_Text block:_
[Start]

On the morning of July 27, 1977, band manager Peter Grant held a press conference in the lobby of the Maison Dupuy hotel, and announced the cancellation of the July 30 concert at Superdome, as well as the shows for Chicago (August 3) and Buffalo (August 6). 80,000 tickets for the Superdome had already been sold. The remaining tour dates were cancelled a week later. Plant, Cole, Bonham, and Plant’s personal assistant Dennis Sheehan, immediately flew back home to England on the next available commercial flight via Newark to Heathrow, London on British Airways. Because of the short turn around in time, Caesar’s Chariot was unavailable. Bonham and Plant then flew via private jet to Birmingham, and were met by Robert’s father at Birmingham airport, who stated: “Karac was the apple of Robert’s eye. They idolized one another.” The Plant family were shielded from the media and instead Swan Song Records representative Moira Bellas spoke on their behalf. Karac’s funeral and cremation was held in the first week of August 1977, in the old county of Hereford and Worcester.

[End]

_Actions to take:_
(a) Answer these from the passage on the 1977 tour cancellation:
(i) Where did Peter Grant hold his press conference?
(ii) How many tickets had already been sold for the Superdome concert?
(iii) Who spoke to the media for the Plant family?
(b) Write what comes next in the passage on the 1977 tour cancellation, picking up after its last sentence.

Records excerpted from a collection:
[Start]

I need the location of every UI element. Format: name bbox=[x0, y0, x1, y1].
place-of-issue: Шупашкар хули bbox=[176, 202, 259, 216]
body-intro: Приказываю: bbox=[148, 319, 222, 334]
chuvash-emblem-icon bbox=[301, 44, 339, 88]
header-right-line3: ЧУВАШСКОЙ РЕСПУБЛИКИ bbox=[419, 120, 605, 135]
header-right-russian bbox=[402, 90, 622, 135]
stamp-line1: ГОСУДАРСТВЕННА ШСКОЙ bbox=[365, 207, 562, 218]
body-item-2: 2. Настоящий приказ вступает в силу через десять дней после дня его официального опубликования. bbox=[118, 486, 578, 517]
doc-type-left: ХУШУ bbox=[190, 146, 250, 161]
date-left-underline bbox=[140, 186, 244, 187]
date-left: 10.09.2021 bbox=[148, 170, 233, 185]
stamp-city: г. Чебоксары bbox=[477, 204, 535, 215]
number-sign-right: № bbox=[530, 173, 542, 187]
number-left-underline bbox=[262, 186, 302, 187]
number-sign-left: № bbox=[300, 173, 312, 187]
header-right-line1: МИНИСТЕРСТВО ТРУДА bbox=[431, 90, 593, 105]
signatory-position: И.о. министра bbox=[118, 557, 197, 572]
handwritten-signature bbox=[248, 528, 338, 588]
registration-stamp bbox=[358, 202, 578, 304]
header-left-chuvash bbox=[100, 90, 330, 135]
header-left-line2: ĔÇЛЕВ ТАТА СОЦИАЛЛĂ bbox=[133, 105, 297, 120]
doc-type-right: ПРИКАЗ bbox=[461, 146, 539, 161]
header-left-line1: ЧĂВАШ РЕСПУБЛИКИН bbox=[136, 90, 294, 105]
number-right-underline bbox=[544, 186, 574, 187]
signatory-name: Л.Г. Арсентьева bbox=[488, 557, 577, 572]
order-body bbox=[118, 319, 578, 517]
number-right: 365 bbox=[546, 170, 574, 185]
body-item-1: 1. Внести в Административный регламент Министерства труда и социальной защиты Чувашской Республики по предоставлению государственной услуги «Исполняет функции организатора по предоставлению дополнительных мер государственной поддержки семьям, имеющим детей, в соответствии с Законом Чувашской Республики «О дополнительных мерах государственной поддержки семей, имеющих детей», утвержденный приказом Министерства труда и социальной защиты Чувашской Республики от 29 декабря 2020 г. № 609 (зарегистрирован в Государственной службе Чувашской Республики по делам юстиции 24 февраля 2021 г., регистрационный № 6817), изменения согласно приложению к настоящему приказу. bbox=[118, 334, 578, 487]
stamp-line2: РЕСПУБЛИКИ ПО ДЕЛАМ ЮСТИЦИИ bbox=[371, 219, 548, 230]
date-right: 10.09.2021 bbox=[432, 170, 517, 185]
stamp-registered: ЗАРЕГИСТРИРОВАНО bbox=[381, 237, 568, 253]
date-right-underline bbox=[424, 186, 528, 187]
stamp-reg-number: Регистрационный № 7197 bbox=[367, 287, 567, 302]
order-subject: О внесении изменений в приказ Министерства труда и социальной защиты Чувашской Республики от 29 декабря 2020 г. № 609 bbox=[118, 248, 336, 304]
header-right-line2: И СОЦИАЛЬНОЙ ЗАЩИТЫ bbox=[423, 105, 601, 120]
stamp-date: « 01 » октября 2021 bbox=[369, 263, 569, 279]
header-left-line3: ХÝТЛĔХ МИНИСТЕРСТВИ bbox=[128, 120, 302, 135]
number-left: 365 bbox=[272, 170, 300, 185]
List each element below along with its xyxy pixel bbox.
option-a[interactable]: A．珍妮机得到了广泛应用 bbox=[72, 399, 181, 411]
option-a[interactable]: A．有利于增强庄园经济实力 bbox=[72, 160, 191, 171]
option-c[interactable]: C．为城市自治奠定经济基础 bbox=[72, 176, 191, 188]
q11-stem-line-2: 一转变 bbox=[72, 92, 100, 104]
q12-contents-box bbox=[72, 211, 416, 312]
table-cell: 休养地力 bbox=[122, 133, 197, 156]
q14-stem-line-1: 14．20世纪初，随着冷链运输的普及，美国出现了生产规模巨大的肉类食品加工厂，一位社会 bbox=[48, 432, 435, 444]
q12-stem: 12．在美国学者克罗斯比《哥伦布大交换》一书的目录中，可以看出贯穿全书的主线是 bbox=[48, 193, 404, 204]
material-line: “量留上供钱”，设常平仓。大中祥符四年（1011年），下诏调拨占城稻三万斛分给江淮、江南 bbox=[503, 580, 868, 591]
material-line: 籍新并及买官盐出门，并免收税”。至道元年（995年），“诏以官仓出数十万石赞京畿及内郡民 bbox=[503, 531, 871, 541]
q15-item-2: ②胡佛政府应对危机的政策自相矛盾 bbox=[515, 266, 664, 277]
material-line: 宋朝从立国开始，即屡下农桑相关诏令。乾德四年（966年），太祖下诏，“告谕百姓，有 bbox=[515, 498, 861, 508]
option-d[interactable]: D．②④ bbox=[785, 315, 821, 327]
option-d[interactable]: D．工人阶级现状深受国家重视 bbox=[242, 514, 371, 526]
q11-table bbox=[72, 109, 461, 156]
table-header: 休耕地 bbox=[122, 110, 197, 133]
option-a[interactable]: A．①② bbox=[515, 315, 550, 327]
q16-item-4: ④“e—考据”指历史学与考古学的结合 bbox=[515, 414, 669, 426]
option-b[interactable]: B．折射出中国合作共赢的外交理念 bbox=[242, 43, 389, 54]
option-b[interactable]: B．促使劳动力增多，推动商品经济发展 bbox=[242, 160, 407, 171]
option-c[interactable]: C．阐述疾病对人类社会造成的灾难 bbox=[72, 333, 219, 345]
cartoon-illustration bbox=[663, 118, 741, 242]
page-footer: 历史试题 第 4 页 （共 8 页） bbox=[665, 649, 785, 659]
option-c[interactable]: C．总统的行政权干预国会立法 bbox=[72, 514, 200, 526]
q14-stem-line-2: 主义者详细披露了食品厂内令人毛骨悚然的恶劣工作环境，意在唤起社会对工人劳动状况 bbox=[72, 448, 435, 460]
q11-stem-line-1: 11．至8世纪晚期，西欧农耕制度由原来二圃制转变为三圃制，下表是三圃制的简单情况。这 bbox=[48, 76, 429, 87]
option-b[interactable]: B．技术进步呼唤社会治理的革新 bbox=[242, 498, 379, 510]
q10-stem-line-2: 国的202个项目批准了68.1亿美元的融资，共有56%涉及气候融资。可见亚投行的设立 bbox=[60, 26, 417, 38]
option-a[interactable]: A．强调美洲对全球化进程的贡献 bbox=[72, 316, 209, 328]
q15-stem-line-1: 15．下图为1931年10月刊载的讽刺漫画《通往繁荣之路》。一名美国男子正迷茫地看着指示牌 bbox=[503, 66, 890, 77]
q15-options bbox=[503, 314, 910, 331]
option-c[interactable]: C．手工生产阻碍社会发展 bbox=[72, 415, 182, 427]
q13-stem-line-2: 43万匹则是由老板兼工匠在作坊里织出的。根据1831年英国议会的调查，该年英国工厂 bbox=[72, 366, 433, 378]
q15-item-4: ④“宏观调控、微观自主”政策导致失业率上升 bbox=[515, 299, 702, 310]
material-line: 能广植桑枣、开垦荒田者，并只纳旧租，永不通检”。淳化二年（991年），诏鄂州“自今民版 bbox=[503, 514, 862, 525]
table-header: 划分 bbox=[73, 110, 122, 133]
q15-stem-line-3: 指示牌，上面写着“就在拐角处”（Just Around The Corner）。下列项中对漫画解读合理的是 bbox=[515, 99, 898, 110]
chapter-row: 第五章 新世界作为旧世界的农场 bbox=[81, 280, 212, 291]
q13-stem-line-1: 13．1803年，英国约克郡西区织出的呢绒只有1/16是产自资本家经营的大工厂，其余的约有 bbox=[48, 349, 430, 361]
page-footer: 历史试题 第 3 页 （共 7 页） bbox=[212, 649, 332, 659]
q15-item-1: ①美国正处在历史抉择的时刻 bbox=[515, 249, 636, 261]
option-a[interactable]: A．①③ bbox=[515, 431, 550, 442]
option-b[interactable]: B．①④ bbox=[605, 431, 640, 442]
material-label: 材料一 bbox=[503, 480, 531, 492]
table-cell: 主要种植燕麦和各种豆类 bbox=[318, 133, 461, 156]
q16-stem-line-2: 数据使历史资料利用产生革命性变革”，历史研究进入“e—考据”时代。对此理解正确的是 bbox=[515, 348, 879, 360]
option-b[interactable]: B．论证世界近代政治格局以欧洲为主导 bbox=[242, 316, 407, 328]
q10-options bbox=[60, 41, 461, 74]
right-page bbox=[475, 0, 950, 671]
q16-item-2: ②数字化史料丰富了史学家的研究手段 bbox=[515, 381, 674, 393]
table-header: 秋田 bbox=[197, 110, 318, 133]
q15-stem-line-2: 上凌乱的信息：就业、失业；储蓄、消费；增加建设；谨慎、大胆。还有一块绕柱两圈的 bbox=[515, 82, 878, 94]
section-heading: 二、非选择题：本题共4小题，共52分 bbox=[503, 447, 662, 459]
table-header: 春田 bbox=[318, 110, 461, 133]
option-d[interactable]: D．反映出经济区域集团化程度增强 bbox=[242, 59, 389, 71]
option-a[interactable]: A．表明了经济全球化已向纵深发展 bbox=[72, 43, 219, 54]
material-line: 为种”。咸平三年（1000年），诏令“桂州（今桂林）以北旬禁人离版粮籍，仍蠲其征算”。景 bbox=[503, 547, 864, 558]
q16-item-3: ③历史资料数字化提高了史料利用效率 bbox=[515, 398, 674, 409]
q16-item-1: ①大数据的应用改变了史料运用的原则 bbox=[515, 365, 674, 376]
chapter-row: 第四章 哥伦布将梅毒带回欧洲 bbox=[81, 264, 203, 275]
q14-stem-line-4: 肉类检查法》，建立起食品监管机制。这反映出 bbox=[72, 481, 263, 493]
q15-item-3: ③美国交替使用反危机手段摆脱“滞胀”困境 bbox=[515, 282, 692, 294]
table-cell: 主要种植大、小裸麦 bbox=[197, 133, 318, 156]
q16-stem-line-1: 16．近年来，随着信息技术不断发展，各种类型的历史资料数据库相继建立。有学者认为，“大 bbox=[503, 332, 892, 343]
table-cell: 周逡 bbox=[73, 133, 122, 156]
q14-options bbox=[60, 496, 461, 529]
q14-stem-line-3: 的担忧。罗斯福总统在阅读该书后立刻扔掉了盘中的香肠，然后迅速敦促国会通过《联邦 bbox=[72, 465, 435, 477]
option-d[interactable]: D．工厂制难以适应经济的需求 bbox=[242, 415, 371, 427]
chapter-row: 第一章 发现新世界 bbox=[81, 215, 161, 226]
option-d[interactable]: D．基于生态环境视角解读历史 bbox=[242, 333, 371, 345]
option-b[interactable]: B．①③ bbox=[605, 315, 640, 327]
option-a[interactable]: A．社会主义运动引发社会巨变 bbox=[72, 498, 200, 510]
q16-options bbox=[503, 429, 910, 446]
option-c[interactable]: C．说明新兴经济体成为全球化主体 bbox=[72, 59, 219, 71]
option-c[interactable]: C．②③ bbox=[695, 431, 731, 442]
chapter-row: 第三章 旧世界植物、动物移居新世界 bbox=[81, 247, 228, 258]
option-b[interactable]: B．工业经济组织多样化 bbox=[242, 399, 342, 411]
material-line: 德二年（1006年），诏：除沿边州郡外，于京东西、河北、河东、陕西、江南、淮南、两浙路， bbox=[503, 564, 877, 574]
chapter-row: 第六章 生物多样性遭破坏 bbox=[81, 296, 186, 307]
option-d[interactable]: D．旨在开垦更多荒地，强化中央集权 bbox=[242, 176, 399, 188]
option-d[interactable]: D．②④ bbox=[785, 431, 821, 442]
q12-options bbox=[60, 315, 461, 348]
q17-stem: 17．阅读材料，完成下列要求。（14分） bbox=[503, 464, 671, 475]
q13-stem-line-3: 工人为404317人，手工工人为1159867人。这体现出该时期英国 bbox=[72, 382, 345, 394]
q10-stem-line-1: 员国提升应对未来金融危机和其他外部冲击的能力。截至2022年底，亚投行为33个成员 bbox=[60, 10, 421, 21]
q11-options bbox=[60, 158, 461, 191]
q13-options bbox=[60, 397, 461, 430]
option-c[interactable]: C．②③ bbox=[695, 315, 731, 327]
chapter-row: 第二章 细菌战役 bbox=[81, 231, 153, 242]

[End]

_Task-by-task answers:_
(a)
(i) In the lobby of the Maison Dupuy hotel.
(ii) 80,000.
(iii) Moira Bellas, a representative of Swan Song Records.

(b)
His passing had an immediate and profound effect on Robert and the future of Led Zeppelin. For months Plant did not want to leave his family and farm in the West Midlands, and he briefly thought about leaving the music business altogether, to become a teacher in the Rudolf Steiner method. It was only after Bonham’s assurances that he decided to make a tentative return to public life at the end of April 1978.
Plant would dedicate the tune All My Love to Karac, and in 1993, Plant released the song I Believe which put into words his thoughts he kept for years to himself over the grief of losing his son. The song Carouselambra is also believed to be linked to the events surrounding Karac’s passing.